### Reading text
On August 2nd, 2006, Mr. Peter Zeng and Ms. Richelle Ye, who had been living with their 7 year old son in Saint-Sauveur since December 2003, were the target of a hate-motivated assault and death threats in a park near their young son's day camp. Mr. Zeng was pushed and punched by a male while Ms. Ye was spat on and pushed by two females who hurled racial slurs, such as “F. you Chinese” and “Go back to your country.” A security guard stopped the three youths from further assaulting them. The Saint-Sauveur police later arrested and charged one of the youths with assault and uttering death threats.

The couple believed the assault was related to the theft of their dog several weeks earlier by a group of youths. Their dog was recovered thanks partly to a private detective they hired.

The couple sought CRARR's help to file a civil rights complaint against all three youths, two of whom were minors at the time. In a decision released two weeks ago, the human rights commission ruled in favor of the couple, requiring the two-then minors (who are now adults) and their parents to pay the couple $3,000 and $2,000 respectively in moral damages. A third young woman is also required to pay the couple $2,000. In addition, the youths are required to take a sensitivity training session in discrimination, which the commission will hold.
######
### Records shown
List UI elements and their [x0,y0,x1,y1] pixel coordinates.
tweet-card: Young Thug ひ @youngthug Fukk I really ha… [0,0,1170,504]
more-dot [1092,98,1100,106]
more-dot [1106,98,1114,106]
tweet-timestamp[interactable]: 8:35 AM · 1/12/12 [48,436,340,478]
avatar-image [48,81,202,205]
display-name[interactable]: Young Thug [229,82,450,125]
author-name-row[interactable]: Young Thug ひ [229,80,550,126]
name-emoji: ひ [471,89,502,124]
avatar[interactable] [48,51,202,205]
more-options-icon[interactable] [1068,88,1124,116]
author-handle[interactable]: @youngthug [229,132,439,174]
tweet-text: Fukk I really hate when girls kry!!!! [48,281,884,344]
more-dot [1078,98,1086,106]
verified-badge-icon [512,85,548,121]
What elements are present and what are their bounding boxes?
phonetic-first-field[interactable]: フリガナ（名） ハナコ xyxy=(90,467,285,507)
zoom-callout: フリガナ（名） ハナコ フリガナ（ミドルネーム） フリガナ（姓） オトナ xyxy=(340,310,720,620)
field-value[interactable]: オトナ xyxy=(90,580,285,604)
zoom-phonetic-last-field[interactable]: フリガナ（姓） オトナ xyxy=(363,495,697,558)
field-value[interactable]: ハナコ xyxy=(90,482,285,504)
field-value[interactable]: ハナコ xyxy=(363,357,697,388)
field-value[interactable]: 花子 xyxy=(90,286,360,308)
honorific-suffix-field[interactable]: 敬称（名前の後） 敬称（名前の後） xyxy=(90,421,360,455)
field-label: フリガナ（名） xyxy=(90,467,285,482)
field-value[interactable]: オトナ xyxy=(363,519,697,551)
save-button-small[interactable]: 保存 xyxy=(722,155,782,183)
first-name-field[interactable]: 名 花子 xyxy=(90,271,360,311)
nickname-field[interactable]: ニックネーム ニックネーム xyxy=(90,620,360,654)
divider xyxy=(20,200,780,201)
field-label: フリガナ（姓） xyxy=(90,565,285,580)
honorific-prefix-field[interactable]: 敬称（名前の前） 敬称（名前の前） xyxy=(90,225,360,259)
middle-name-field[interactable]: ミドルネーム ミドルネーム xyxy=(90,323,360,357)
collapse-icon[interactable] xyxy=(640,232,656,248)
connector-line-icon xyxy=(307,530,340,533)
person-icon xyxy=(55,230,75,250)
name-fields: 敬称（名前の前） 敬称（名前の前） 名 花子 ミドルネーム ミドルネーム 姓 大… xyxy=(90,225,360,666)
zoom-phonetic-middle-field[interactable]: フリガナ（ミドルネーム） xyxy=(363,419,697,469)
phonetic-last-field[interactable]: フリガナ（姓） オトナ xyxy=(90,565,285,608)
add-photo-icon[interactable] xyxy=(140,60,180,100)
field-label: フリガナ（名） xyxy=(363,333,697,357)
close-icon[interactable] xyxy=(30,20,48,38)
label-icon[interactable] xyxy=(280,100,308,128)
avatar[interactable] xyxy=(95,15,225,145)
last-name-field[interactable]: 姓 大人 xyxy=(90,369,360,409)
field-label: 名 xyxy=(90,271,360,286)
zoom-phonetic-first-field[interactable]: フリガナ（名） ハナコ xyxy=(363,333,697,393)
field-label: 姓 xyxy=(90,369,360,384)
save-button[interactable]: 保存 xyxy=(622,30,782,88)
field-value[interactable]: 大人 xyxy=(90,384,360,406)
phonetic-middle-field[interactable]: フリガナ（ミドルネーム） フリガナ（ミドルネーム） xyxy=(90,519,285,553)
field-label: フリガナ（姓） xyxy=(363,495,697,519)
######
### Records shown
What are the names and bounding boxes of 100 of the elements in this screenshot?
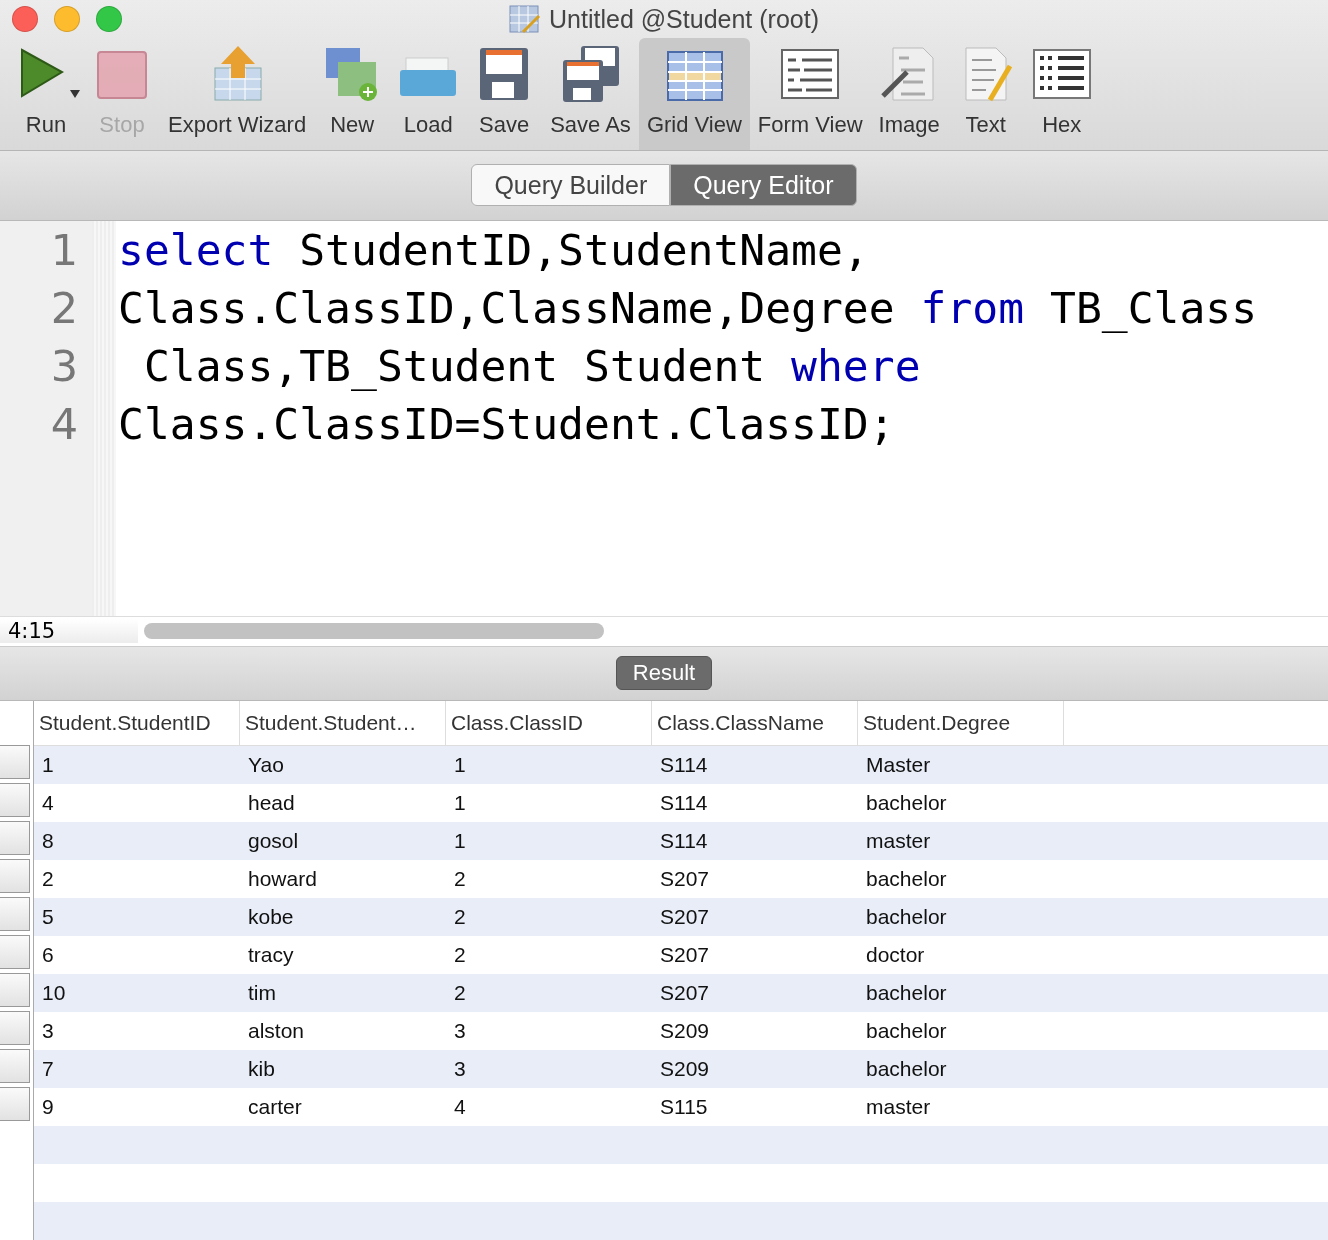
######
[Exercise task 1]
Answer these from the text about the Saint-Sauveur assault:
(a) Since when had the couple been living in Saint-Sauveur?
(b) Who stopped the three youths from assaulting the couple further?
(c) How much is the third young woman required to pay the couple?
[Exercise task 2]
Sum up the text about the Saint-Sauveur assault in two sentences.
[Exercise task 3]
Pick up the text about the Saint-Sauveur assault after its last sentence and keep writing it.

[Expected output 1]
(a) Since December 2003.
(b) A security guard.
(c) $2,000.

[Expected output 2]
In August 2006, three youths in a park pushed, hit and spat on a couple living in Saint-Sauveur, threatened them with death and shouted racial slurs at them, and police later charged one of the youths. With CRARR's help the couple filed a civil rights complaint, and the human rights commission ruled in their favor, ordering moral damages and a sensitivity training session in discrimination for the youths.

[Expected output 3]
Speaking on behalf of the couple, CRARR's Executive Director Fo Niemi stated that the couple is generally pleased with the outcome, but added that the amount of damages was deemed to be somewhat low and might not serve as an effective deterrent. Furthermore, the couple is concerned that the commission took three years to investigate and issue a decision on a clear-cut case that had already gone through the juvenile justice system.

Nevertheless, CRARR encourages Chinese Quebecers to come forward and file complaints against acts of racial discrimination and violence. “Mr. Zeng and Ms. Ye hope that their action will inspire other Chinese people in Canada to stand up for their rights”, said Mr. Niemi.

The youths and their parents have until February 26 to pay the damages, failing which the case will be brought to the Quebec Human Rights Tribunal.